--- BEGIN ---

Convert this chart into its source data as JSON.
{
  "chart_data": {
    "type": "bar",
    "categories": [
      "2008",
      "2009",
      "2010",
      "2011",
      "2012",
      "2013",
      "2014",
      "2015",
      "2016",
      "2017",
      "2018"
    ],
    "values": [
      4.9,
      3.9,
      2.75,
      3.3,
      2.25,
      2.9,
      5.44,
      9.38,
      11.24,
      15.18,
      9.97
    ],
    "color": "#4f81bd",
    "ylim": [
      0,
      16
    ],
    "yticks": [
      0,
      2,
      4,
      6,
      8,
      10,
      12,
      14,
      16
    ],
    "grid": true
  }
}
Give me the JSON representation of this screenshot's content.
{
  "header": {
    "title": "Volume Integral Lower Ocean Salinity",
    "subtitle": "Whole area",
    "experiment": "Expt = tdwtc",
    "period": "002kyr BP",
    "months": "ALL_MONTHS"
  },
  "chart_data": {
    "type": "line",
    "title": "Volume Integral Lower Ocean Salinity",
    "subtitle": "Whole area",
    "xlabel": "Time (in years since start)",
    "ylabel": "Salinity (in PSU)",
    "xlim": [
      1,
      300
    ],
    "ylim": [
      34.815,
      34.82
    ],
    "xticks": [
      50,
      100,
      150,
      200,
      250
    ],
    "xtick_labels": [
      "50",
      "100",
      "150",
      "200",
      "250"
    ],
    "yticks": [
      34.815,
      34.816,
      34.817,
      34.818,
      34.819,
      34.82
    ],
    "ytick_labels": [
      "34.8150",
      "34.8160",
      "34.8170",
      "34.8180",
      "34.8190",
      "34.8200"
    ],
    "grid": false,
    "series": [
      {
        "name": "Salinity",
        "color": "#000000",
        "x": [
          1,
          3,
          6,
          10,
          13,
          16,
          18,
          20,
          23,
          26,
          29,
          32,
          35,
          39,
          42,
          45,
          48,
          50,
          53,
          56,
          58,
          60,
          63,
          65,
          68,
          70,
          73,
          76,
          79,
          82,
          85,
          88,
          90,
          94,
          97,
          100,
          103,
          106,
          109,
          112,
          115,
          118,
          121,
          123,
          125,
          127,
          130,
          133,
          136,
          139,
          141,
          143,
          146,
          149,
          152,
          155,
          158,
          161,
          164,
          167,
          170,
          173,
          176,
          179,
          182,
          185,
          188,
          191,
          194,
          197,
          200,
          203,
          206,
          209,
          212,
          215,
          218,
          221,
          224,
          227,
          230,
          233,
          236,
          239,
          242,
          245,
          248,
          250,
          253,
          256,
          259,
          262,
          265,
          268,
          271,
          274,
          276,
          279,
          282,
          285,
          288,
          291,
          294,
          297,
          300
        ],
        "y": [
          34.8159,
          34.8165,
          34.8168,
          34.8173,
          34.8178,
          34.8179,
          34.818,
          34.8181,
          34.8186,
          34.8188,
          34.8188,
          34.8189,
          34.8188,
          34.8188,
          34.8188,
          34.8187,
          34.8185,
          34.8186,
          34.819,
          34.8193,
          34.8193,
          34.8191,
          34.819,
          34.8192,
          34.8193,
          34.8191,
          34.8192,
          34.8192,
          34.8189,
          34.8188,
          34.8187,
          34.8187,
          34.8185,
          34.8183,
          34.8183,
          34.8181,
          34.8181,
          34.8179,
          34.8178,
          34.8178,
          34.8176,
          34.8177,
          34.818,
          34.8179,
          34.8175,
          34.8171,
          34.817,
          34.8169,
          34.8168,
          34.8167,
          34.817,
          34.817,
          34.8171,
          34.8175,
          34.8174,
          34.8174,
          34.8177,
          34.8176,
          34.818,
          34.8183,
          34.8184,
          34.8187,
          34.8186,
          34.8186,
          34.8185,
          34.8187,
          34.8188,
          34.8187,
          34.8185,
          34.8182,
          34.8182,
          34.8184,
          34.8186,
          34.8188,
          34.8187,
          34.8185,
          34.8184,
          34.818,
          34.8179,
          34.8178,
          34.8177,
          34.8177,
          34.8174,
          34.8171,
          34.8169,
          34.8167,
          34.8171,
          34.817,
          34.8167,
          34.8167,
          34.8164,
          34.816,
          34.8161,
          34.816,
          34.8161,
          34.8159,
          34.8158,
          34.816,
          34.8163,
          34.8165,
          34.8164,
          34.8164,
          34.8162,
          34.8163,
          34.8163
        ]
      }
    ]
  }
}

--- END ---

» **Task requirements**
Transcribe each entry exactly.

» **Solution**
Convert this chart into its source data as JSON.
{
  "chart_data": {
    "type": "bar",
    "categories": [
      "2008",
      "2009",
      "2010",
      "2011",
      "2012",
      "2013",
      "2014",
      "2015",
      "2016",
      "2017",
      "2018"
    ],
    "values": [
      4.9,
      3.9,
      2.75,
      3.3,
      2.25,
      2.9,
      5.44,
      9.38,
      11.24,
      15.18,
      9.97
    ],
    "color": "#4f81bd",
    "ylim": [
      0,
      16
    ],
    "yticks": [
      0,
      2,
      4,
      6,
      8,
      10,
      12,
      14,
      16
    ],
    "grid": true
  }
}
Give me the JSON representation of this screenshot's content.
{
  "header": {
    "title": "Volume Integral Lower Ocean Salinity",
    "subtitle": "Whole area",
    "experiment": "Expt = tdwtc",
    "period": "002kyr BP",
    "months": "ALL_MONTHS"
  },
  "chart_data": {
    "type": "line",
    "title": "Volume Integral Lower Ocean Salinity",
    "subtitle": "Whole area",
    "xlabel": "Time (in years since start)",
    "ylabel": "Salinity (in PSU)",
    "xlim": [
      1,
      300
    ],
    "ylim": [
      34.815,
      34.82
    ],
    "xticks": [
      50,
      100,
      150,
      200,
      250
    ],
    "xtick_labels": [
      "50",
      "100",
      "150",
      "200",
      "250"
    ],
    "yticks": [
      34.815,
      34.816,
      34.817,
      34.818,
      34.819,
      34.82
    ],
    "ytick_labels": [
      "34.8150",
      "34.8160",
      "34.8170",
      "34.8180",
      "34.8190",
      "34.8200"
    ],
    "grid": false,
    "series": [
      {
        "name": "Salinity",
        "color": "#000000",
        "x": [
          1,
          3,
          6,
          10,
          13,
          16,
          18,
          20,
          23,
          26,
          29,
          32,
          35,
          39,
          42,
          45,
          48,
          50,
          53,
          56,
          58,
          60,
          63,
          65,
          68,
          70,
          73,
          76,
          79,
          82,
          85,
          88,
          90,
          94,
          97,
          100,
          103,
          106,
          109,
          112,
          115,
          118,
          121,
          123,
          125,
          127,
          130,
          133,
          136,
          139,
          141,
          143,
          146,
          149,
          152,
          155,
          158,
          161,
          164,
          167,
          170,
          173,
          176,
          179,
          182,
          185,
          188,
          191,
          194,
          197,
          200,
          203,
          206,
          209,
          212,
          215,
          218,
          221,
          224,
          227,
          230,
          233,
          236,
          239,
          242,
          245,
          248,
          250,
          253,
          256,
          259,
          262,
          265,
          268,
          271,
          274,
          276,
          279,
          282,
          285,
          288,
          291,
          294,
          297,
          300
        ],
        "y": [
          34.8159,
          34.8165,
          34.8168,
          34.8173,
          34.8178,
          34.8179,
          34.818,
          34.8181,
          34.8186,
          34.8188,
          34.8188,
          34.8189,
          34.8188,
          34.8188,
          34.8188,
          34.8187,
          34.8185,
          34.8186,
          34.819,
          34.8193,
          34.8193,
          34.8191,
          34.819,
          34.8192,
          34.8193,
          34.8191,
          34.8192,
          34.8192,
          34.8189,
          34.8188,
          34.8187,
          34.8187,
          34.8185,
          34.8183,
          34.8183,
          34.8181,
          34.8181,
          34.8179,
          34.8178,
          34.8178,
          34.8176,
          34.8177,
          34.818,
          34.8179,
          34.8175,
          34.8171,
          34.817,
          34.8169,
          34.8168,
          34.8167,
          34.817,
          34.817,
          34.8171,
          34.8175,
          34.8174,
          34.8174,
          34.8177,
          34.8176,
          34.818,
          34.8183,
          34.8184,
          34.8187,
          34.8186,
          34.8186,
          34.8185,
          34.8187,
          34.8188,
          34.8187,
          34.8185,
          34.8182,
          34.8182,
          34.8184,
          34.8186,
          34.8188,
          34.8187,
          34.8185,
          34.8184,
          34.818,
          34.8179,
          34.8178,
          34.8177,
          34.8177,
          34.8174,
          34.8171,
          34.8169,
          34.8167,
          34.8171,
          34.817,
          34.8167,
          34.8167,
          34.8164,
          34.816,
          34.8161,
          34.816,
          34.8161,
          34.8159,
          34.8158,
          34.816,
          34.8163,
          34.8165,
          34.8164,
          34.8164,
          34.8162,
          34.8163,
          34.8163
        ]
      }
    ]
  }
}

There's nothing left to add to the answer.